Directions — Read through the records below and copy each line that uses the word "Typical".

Figure collection entries:
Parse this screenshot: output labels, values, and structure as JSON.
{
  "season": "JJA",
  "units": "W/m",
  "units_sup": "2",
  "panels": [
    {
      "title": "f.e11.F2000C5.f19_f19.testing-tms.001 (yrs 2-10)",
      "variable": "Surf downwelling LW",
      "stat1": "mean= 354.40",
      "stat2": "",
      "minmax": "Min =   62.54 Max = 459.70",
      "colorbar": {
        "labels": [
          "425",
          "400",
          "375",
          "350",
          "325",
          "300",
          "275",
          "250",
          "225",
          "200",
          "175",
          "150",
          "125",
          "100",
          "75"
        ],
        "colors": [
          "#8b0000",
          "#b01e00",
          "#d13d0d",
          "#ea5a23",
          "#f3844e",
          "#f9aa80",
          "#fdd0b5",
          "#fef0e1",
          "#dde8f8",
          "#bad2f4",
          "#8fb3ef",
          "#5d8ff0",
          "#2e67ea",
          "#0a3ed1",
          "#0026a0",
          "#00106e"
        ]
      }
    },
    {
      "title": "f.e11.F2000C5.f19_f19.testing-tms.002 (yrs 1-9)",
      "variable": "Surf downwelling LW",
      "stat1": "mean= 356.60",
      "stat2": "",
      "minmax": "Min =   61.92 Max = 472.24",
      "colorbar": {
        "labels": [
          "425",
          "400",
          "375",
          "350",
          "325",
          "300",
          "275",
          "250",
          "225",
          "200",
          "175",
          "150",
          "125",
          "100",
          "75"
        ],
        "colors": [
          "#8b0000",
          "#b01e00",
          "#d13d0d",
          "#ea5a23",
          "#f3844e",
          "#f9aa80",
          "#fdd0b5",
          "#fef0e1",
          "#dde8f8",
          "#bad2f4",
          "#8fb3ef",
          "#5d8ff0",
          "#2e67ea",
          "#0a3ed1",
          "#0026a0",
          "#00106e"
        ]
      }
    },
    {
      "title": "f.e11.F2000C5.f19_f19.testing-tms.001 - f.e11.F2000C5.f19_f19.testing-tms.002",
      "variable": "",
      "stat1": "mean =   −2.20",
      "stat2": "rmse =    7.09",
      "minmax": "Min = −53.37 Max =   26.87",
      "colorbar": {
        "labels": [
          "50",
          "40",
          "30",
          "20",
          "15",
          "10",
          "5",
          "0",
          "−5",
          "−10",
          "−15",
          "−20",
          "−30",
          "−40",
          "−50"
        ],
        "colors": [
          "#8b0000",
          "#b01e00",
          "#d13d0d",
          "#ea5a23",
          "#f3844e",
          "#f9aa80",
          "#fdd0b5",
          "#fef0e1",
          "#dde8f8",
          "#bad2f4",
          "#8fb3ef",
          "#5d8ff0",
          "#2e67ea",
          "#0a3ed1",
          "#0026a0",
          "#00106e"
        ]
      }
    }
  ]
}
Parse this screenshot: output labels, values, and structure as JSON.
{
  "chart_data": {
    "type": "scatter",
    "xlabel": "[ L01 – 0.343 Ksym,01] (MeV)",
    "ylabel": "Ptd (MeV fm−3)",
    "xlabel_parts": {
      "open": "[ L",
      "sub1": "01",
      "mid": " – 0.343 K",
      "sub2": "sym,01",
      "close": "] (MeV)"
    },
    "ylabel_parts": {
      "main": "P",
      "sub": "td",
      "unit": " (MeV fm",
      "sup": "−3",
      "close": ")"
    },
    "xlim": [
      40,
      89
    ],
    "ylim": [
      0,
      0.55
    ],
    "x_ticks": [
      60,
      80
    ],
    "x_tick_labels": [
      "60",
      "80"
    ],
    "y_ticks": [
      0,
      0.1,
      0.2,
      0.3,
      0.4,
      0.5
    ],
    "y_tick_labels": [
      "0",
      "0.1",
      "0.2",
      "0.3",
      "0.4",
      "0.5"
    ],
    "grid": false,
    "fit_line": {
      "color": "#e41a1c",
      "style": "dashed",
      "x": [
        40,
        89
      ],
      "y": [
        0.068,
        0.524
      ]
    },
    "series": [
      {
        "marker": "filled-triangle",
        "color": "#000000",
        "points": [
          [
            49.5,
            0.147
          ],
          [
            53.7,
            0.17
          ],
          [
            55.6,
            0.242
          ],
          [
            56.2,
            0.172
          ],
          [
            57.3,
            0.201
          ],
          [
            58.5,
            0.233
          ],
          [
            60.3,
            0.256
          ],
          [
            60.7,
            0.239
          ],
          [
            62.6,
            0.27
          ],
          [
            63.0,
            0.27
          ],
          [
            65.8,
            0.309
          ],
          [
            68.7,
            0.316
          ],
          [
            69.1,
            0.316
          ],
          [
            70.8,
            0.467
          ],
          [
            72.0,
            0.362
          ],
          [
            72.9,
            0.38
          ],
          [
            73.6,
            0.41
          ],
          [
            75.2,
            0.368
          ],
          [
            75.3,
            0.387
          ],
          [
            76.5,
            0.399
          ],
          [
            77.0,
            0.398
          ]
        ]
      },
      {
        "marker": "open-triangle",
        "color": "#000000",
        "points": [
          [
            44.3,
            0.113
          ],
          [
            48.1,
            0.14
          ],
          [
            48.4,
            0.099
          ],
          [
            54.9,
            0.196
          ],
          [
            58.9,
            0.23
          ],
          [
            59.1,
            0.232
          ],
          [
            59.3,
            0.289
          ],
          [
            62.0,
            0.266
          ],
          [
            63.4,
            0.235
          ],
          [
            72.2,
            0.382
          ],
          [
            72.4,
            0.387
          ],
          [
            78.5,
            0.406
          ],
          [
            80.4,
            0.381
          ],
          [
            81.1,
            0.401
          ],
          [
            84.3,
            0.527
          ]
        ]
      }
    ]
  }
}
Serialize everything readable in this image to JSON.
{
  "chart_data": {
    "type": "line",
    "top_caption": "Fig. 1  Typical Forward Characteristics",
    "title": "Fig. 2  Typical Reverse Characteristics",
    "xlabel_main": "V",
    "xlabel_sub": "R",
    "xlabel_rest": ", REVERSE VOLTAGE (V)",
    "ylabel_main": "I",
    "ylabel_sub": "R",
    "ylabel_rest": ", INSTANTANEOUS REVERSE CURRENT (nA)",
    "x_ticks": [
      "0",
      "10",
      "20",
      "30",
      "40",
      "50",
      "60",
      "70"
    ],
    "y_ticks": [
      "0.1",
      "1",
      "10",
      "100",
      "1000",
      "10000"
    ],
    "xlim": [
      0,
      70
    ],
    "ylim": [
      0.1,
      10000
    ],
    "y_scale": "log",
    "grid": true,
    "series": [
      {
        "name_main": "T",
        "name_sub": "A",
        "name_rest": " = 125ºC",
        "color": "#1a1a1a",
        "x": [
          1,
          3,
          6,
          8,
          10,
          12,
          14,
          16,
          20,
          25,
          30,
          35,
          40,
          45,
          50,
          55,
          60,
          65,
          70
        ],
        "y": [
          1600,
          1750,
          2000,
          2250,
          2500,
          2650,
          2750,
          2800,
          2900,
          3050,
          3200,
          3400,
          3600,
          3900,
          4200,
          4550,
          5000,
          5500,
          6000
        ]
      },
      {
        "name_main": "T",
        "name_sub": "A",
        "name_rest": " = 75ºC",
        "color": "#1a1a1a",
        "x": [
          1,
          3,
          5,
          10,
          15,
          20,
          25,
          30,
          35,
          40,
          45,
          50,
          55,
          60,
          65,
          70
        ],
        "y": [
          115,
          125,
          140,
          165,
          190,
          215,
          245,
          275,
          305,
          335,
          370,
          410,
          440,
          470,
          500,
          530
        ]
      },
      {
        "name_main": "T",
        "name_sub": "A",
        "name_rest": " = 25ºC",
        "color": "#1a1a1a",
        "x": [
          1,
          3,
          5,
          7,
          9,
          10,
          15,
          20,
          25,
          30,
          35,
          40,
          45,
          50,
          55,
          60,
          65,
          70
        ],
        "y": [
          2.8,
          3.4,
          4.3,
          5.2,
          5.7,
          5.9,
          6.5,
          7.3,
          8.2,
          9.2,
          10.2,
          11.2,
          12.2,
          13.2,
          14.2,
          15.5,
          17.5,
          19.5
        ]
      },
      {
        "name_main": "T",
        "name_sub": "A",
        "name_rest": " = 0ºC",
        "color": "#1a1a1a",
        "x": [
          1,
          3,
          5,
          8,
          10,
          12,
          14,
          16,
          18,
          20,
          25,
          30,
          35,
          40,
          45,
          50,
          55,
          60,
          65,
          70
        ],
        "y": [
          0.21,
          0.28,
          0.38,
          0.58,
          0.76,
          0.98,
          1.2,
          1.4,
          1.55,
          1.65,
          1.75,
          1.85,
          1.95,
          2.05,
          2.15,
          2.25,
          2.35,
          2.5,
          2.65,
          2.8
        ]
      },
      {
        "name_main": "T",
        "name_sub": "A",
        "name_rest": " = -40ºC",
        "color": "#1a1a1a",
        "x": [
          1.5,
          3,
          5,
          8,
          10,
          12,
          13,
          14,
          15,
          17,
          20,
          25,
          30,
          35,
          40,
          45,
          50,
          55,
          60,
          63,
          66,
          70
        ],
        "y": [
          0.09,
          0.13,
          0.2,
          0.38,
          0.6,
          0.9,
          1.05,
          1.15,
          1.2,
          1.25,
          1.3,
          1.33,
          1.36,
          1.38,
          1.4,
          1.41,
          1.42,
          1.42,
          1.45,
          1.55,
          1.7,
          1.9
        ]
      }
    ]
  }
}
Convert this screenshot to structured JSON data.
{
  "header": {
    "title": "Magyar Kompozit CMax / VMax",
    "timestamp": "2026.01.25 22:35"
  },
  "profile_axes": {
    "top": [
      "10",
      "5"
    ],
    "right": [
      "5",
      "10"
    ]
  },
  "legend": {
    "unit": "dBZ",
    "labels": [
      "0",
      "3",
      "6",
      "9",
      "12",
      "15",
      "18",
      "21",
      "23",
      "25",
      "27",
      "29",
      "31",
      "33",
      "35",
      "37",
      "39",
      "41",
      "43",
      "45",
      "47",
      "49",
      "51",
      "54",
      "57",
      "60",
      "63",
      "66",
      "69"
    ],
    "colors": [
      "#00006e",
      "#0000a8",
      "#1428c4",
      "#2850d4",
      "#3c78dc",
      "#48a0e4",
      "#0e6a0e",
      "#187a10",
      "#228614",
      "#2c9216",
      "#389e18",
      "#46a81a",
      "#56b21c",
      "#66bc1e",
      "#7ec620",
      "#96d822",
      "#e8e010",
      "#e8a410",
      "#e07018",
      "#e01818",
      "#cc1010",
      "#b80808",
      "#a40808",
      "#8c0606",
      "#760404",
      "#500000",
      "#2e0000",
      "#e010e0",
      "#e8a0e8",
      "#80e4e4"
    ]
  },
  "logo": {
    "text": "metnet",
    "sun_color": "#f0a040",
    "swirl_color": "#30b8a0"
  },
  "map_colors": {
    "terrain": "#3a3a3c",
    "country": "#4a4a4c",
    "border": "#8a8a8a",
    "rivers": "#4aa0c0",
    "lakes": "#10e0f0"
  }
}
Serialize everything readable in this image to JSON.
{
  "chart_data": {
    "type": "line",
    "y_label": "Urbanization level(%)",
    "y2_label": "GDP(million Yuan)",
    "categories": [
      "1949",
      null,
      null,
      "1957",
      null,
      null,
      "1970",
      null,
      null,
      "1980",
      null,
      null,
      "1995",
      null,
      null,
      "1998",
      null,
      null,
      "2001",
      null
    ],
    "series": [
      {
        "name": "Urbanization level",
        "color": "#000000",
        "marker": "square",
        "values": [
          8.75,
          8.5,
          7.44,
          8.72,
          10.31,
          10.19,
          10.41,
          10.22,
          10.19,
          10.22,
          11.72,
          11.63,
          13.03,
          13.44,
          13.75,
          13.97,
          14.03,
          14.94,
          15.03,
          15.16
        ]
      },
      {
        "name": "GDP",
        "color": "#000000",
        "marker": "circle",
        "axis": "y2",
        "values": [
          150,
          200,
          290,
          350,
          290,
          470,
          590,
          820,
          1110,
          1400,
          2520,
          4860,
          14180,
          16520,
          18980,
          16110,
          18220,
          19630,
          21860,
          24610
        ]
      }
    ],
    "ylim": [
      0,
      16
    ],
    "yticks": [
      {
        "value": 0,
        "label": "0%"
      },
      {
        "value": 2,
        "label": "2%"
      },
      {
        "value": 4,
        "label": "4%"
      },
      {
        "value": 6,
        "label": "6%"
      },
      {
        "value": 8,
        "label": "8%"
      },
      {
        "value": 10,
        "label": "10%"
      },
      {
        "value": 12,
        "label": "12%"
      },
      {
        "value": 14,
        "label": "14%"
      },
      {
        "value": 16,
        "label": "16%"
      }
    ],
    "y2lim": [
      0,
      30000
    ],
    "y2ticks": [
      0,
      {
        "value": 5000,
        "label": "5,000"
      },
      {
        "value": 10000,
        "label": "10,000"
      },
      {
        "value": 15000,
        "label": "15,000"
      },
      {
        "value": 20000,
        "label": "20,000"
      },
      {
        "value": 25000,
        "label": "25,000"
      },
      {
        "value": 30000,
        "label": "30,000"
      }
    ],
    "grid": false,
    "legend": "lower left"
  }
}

Written answer —
    "top_caption": "Fig. 1  Typical Forward Characteristics",
    "title": "Fig. 2  Typical Reverse Characteristics",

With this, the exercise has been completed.